§ **Written task**
Print the listing as it stands, omitting all images.

§ **Data records**
+++
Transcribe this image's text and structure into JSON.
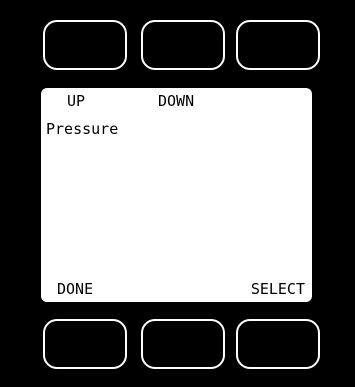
{
  "screen": {
    "top_left_label": "UP",
    "top_middle_label": "DOWN",
    "top_right_label": "",
    "menu_items": [
      "Pressure"
    ],
    "bottom_left_label": "DONE",
    "bottom_middle_label": "",
    "bottom_right_label": "SELECT"
  },
  "colors": {
    "bezel": "#000000",
    "display_background": "#ffffff",
    "text": "#000000",
    "button_outline": "#ffffff"
  }
}
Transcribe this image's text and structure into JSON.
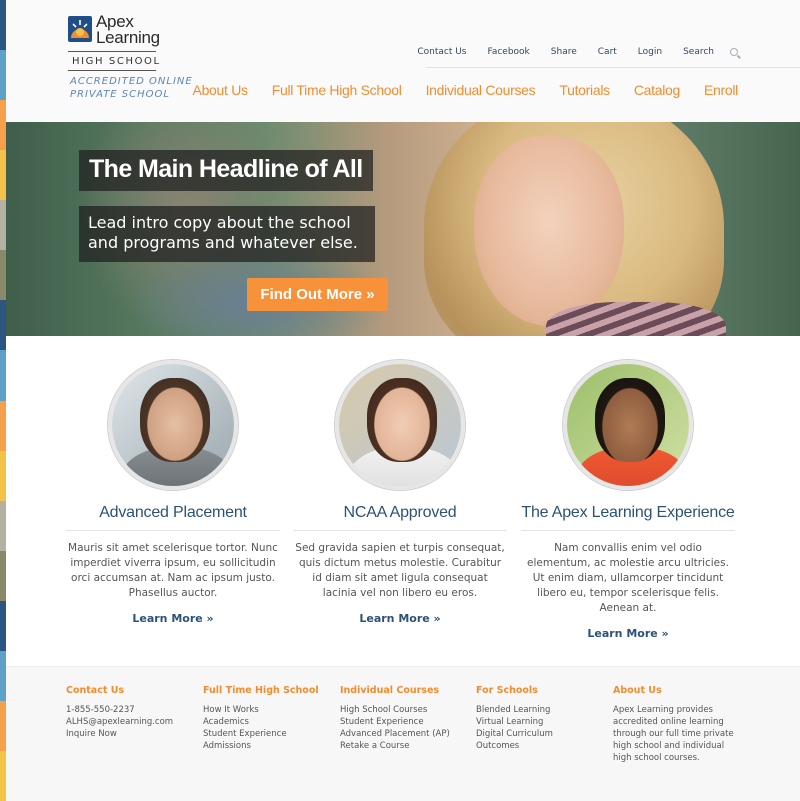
{
  "colors": {
    "accent": "#f28c2e",
    "navy": "#2c5278",
    "cta": "#f7923a",
    "strip": [
      "#2d5582",
      "#5da1c8",
      "#f6a04d",
      "#f2c24a",
      "#b4b0a2",
      "#8a8a6a",
      "#2d5582",
      "#5da1c8",
      "#f6a04d",
      "#f2c24a",
      "#b4b0a2",
      "#8a8a6a",
      "#2d5582",
      "#5da1c8",
      "#f6a04d",
      "#f2c24a"
    ]
  },
  "logo": {
    "name_line1": "Apex",
    "name_line2": "Learning",
    "school": "HIGH SCHOOL",
    "tag_line1": "ACCREDITED ONLINE",
    "tag_line2": "PRIVATE SCHOOL",
    "icon": "apex-sun-logo-icon"
  },
  "utility": {
    "items": [
      "Contact Us",
      "Facebook",
      "Share",
      "Cart",
      "Login",
      "Search"
    ],
    "search_icon": "search-icon"
  },
  "nav": {
    "items": [
      "About Us",
      "Full Time High School",
      "Individual Courses",
      "Tutorials",
      "Catalog",
      "Enroll"
    ]
  },
  "hero": {
    "headline": "The Main Headline of All",
    "intro": "Lead intro copy about the school and programs and whatever else.",
    "cta": "Find Out More »"
  },
  "features": [
    {
      "title": "Advanced Placement",
      "text": "Mauris sit amet scelerisque tortor. Nunc imperdiet viverra ipsum, eu sollicitudin orci accumsan at. Nam ac ipsum justo. Phasellus auctor.",
      "link": "Learn More »"
    },
    {
      "title": "NCAA Approved",
      "text": "Sed gravida sapien et turpis consequat, quis dictum metus molestie. Curabitur id diam sit amet ligula consequat lacinia vel non libero eu eros.",
      "link": "Learn More »"
    },
    {
      "title": "The Apex Learning Experience",
      "text": "Nam convallis enim vel odio elementum, ac molestie arcu ultricies. Ut enim diam, ullamcorper tincidunt libero eu, tempor scelerisque felis. Aenean at.",
      "link": "Learn More »"
    }
  ],
  "footer": {
    "contact": {
      "heading": "Contact Us",
      "items": [
        "1-855-550-2237",
        "ALHS@apexlearning.com",
        "Inquire Now"
      ]
    },
    "fulltime": {
      "heading": "Full Time High School",
      "items": [
        "How It Works",
        "Academics",
        "Student Experience",
        "Admissions"
      ]
    },
    "courses": {
      "heading": "Individual Courses",
      "items": [
        "High School Courses",
        "Student Experience",
        "Advanced Placement (AP)",
        "Retake a Course"
      ]
    },
    "schools": {
      "heading": "For Schools",
      "items": [
        "Blended Learning",
        "Virtual Learning",
        "Digital Curriculum",
        "Outcomes"
      ]
    },
    "about": {
      "heading": "About Us",
      "items": [
        "Apex Learning provides",
        "accredited online learning",
        "through our full time private",
        "high school and individual",
        "high school courses."
      ]
    }
  }
}
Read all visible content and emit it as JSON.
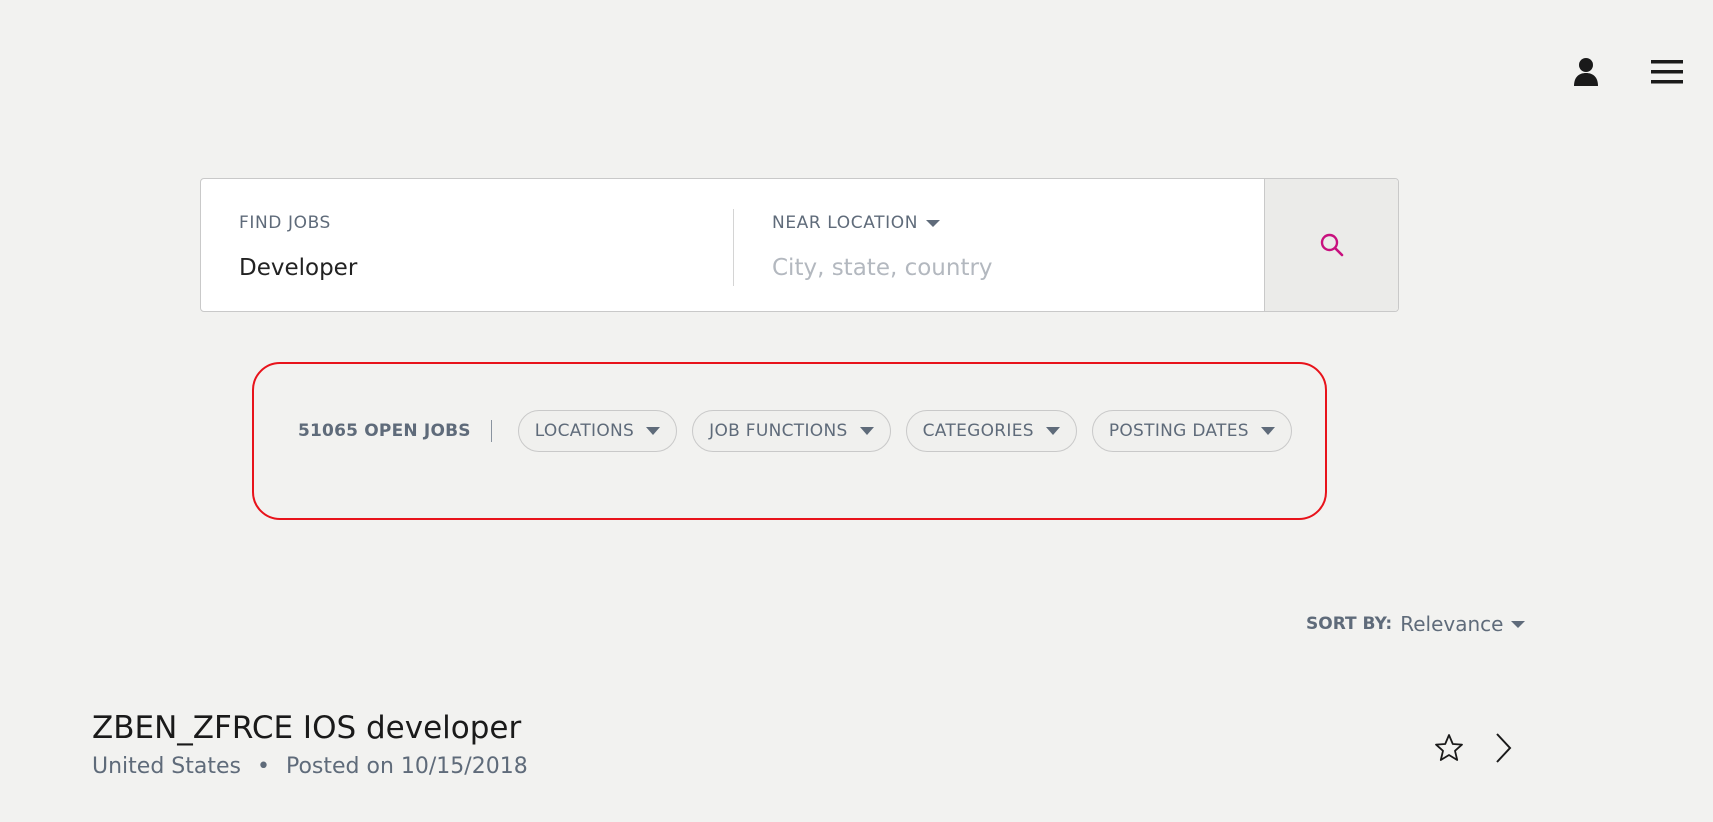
{
  "header": {
    "user_icon": "user-icon",
    "menu_icon": "hamburger-menu-icon"
  },
  "search": {
    "find_label": "FIND JOBS",
    "find_value": "Developer",
    "near_label": "NEAR LOCATION",
    "near_placeholder": "City, state, country",
    "button_icon": "search-icon",
    "accent_color": "#c8107e"
  },
  "filters": {
    "open_jobs": "51065 OPEN JOBS",
    "items": [
      {
        "label": "LOCATIONS"
      },
      {
        "label": "JOB FUNCTIONS"
      },
      {
        "label": "CATEGORIES"
      },
      {
        "label": "POSTING DATES"
      }
    ],
    "highlight_color": "#e8131b"
  },
  "sort": {
    "label": "SORT BY:",
    "value": "Relevance"
  },
  "jobs": [
    {
      "title": "ZBEN_ZFRCE IOS developer",
      "location": "United States",
      "posted": "Posted on 10/15/2018",
      "favorite_icon": "star-outline-icon",
      "open_icon": "chevron-right-icon"
    }
  ]
}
+++
§ **Result for this task**
Transcribe this image's text and structure into JSON.
{
  "screen": {
    "top_left_label": "UP",
    "top_middle_label": "DOWN",
    "top_right_label": "",
    "menu_items": [
      "Pressure"
    ],
    "bottom_left_label": "DONE",
    "bottom_middle_label": "",
    "bottom_right_label": "SELECT"
  },
  "colors": {
    "bezel": "#000000",
    "display_background": "#ffffff",
    "text": "#000000",
    "button_outline": "#ffffff"
  }
}
Transcribe this image's text and structure into JSON.
{
  "colors": {
    "accent": "#f28c2e",
    "navy": "#2c5278",
    "cta": "#f7923a",
    "strip": [
      "#2d5582",
      "#5da1c8",
      "#f6a04d",
      "#f2c24a",
      "#b4b0a2",
      "#8a8a6a",
      "#2d5582",
      "#5da1c8",
      "#f6a04d",
      "#f2c24a",
      "#b4b0a2",
      "#8a8a6a",
      "#2d5582",
      "#5da1c8",
      "#f6a04d",
      "#f2c24a"
    ]
  },
  "logo": {
    "name_line1": "Apex",
    "name_line2": "Learning",
    "school": "HIGH SCHOOL",
    "tag_line1": "ACCREDITED ONLINE",
    "tag_line2": "PRIVATE SCHOOL",
    "icon": "apex-sun-logo-icon"
  },
  "utility": {
    "items": [
      "Contact Us",
      "Facebook",
      "Share",
      "Cart",
      "Login",
      "Search"
    ],
    "search_icon": "search-icon"
  },
  "nav": {
    "items": [
      "About Us",
      "Full Time High School",
      "Individual Courses",
      "Tutorials",
      "Catalog",
      "Enroll"
    ]
  },
  "hero": {
    "headline": "The Main Headline of All",
    "intro": "Lead intro copy about the school and programs and whatever else.",
    "cta": "Find Out More »"
  },
  "features": [
    {
      "title": "Advanced Placement",
      "text": "Mauris sit amet scelerisque tortor. Nunc imperdiet viverra ipsum, eu sollicitudin orci accumsan at. Nam ac ipsum justo. Phasellus auctor.",
      "link": "Learn More »"
    },
    {
      "title": "NCAA Approved",
      "text": "Sed gravida sapien et turpis consequat, quis dictum metus molestie. Curabitur id diam sit amet ligula consequat lacinia vel non libero eu eros.",
      "link": "Learn More »"
    },
    {
      "title": "The Apex Learning Experience",
      "text": "Nam convallis enim vel odio elementum, ac molestie arcu ultricies. Ut enim diam, ullamcorper tincidunt libero eu, tempor scelerisque felis. Aenean at.",
      "link": "Learn More »"
    }
  ],
  "footer": {
    "contact": {
      "heading": "Contact Us",
      "items": [
        "1-855-550-2237",
        "ALHS@apexlearning.com",
        "Inquire Now"
      ]
    },
    "fulltime": {
      "heading": "Full Time High School",
      "items": [
        "How It Works",
        "Academics",
        "Student Experience",
        "Admissions"
      ]
    },
    "courses": {
      "heading": "Individual Courses",
      "items": [
        "High School Courses",
        "Student Experience",
        "Advanced Placement (AP)",
        "Retake a Course"
      ]
    },
    "schools": {
      "heading": "For Schools",
      "items": [
        "Blended Learning",
        "Virtual Learning",
        "Digital Curriculum",
        "Outcomes"
      ]
    },
    "about": {
      "heading": "About Us",
      "items": [
        "Apex Learning provides",
        "accredited online learning",
        "through our full time private",
        "high school and individual",
        "high school courses."
      ]
    }
  }
}
Read all visible content and emit it as JSON.
{
  "header": {
    "user_icon": "user-icon",
    "menu_icon": "hamburger-menu-icon"
  },
  "search": {
    "find_label": "FIND JOBS",
    "find_value": "Developer",
    "near_label": "NEAR LOCATION",
    "near_placeholder": "City, state, country",
    "button_icon": "search-icon",
    "accent_color": "#c8107e"
  },
  "filters": {
    "open_jobs": "51065 OPEN JOBS",
    "items": [
      {
        "label": "LOCATIONS"
      },
      {
        "label": "JOB FUNCTIONS"
      },
      {
        "label": "CATEGORIES"
      },
      {
        "label": "POSTING DATES"
      }
    ],
    "highlight_color": "#e8131b"
  },
  "sort": {
    "label": "SORT BY:",
    "value": "Relevance"
  },
  "jobs": [
    {
      "title": "ZBEN_ZFRCE IOS developer",
      "location": "United States",
      "posted": "Posted on 10/15/2018",
      "favorite_icon": "star-outline-icon",
      "open_icon": "chevron-right-icon"
    }
  ]
}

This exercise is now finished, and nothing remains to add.